- [Given data]
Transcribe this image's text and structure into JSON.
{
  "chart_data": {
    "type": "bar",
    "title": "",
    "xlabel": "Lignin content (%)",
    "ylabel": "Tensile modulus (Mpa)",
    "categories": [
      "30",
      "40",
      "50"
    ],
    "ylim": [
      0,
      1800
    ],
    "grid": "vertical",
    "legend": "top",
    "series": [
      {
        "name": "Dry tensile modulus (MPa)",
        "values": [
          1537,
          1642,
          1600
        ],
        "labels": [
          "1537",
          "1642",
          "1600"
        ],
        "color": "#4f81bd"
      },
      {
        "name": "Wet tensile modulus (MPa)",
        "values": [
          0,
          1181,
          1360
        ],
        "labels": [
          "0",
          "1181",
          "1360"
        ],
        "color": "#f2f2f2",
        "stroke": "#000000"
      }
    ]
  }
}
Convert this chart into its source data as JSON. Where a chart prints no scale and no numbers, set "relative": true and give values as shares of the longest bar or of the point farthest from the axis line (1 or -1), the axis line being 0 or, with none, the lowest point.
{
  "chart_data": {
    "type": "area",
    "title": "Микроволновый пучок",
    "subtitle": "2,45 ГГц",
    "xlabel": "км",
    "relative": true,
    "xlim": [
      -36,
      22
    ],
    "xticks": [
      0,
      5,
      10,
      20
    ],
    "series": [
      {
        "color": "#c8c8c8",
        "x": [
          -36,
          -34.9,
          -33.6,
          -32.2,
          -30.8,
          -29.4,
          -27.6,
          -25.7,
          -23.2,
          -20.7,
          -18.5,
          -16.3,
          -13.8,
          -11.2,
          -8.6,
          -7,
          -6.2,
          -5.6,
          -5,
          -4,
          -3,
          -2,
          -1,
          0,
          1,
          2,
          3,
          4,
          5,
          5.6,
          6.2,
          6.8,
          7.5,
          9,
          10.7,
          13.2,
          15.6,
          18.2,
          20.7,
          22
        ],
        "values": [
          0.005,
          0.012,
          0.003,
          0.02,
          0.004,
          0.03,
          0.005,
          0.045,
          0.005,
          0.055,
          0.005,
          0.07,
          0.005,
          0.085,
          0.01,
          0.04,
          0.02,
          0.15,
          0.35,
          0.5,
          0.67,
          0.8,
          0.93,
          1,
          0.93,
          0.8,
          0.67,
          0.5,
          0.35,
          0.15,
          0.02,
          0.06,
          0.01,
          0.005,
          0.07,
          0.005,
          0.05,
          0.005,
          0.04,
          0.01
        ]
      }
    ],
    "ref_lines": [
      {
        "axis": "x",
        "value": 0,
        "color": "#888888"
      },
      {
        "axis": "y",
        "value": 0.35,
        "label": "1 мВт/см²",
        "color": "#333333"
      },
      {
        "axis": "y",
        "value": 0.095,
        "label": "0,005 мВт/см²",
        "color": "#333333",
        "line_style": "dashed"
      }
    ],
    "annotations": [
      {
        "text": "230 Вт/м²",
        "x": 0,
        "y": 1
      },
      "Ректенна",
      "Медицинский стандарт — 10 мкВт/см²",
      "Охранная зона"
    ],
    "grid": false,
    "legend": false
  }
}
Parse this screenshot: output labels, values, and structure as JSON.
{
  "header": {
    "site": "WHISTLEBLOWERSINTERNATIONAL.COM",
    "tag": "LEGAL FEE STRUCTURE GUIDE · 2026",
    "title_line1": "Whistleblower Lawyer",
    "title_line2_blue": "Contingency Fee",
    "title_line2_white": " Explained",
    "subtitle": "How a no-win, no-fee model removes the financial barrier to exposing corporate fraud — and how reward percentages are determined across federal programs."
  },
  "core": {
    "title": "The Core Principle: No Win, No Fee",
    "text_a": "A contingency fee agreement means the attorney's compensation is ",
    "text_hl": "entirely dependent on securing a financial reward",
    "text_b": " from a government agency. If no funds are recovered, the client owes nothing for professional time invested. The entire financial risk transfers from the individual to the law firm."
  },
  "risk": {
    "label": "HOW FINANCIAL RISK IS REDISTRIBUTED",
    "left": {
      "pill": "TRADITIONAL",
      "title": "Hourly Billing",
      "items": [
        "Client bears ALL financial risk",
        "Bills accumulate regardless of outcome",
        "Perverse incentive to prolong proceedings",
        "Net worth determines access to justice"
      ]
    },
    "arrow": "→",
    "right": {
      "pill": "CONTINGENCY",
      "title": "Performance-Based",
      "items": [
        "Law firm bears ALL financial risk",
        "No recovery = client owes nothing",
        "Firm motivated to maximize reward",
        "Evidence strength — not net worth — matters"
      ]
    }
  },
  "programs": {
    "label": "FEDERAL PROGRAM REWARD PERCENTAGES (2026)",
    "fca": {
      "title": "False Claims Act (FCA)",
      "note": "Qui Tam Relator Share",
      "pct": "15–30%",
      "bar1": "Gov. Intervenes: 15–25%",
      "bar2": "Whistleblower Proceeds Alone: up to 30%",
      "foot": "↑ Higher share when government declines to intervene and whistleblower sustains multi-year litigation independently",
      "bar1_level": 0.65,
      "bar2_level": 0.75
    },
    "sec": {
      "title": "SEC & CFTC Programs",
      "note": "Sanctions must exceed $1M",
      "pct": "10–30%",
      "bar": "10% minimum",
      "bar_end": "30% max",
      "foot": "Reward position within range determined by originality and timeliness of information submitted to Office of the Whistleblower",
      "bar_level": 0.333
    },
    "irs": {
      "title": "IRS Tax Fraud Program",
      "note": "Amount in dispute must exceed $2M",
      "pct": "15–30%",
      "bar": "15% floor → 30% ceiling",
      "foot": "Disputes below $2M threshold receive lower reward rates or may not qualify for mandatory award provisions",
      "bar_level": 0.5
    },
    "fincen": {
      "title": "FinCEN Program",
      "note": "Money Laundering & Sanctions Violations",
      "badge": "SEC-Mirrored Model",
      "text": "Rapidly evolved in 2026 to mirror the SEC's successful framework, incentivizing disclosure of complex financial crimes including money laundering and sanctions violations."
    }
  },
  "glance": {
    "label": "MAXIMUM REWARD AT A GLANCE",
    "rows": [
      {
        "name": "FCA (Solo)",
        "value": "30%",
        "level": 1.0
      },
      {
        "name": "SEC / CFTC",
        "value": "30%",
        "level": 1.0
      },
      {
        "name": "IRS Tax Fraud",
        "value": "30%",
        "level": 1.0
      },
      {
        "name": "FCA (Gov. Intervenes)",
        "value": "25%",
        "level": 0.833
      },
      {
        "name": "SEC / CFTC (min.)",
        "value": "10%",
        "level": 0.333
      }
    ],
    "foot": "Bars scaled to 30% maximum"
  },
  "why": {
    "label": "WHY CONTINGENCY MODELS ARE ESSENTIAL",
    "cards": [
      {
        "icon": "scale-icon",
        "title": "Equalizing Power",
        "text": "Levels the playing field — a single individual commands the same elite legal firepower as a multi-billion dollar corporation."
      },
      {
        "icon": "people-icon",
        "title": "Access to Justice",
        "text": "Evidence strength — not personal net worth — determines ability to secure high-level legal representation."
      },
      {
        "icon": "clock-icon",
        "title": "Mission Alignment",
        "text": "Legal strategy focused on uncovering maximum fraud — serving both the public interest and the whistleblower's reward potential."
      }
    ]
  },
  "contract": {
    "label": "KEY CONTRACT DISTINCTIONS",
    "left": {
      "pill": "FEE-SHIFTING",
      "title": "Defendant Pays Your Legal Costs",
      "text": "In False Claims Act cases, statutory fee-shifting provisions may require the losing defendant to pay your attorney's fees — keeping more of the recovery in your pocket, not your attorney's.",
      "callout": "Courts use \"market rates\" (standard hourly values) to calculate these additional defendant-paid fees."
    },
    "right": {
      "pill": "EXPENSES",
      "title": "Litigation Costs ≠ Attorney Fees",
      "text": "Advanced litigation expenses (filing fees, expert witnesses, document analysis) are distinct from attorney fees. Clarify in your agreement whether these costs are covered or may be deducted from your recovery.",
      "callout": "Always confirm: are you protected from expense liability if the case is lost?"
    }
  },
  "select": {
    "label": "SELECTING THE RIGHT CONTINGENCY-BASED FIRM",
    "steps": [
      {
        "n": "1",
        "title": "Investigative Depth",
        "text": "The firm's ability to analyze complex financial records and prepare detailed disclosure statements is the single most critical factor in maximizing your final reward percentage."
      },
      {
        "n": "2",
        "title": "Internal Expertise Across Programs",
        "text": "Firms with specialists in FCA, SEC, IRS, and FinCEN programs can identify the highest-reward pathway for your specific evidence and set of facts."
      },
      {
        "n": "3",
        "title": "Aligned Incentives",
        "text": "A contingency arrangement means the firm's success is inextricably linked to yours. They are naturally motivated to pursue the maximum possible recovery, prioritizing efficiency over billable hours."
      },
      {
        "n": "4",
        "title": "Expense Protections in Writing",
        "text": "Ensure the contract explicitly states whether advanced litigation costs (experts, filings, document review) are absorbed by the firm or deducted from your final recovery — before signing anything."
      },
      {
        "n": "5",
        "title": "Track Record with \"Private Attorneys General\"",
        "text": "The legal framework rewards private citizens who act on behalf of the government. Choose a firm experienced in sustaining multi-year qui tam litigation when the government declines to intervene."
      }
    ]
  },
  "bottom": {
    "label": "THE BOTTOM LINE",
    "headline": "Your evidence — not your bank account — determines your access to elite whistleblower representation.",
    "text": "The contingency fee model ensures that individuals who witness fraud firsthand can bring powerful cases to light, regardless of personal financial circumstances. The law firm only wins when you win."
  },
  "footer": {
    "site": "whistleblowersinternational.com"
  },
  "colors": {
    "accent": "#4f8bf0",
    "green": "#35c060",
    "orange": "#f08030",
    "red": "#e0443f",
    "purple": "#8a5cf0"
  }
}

- [What the exercise asks] Pick out and copy the lines of the entries that hold the string "determines".

- [Result below]
        "Net worth determines access to justice"
        "text": "Evidence strength — not personal net worth — determines ability to secure high-level legal representation."
    "headline": "Your evidence — not your bank account — determines your access to elite whistleblower representation.",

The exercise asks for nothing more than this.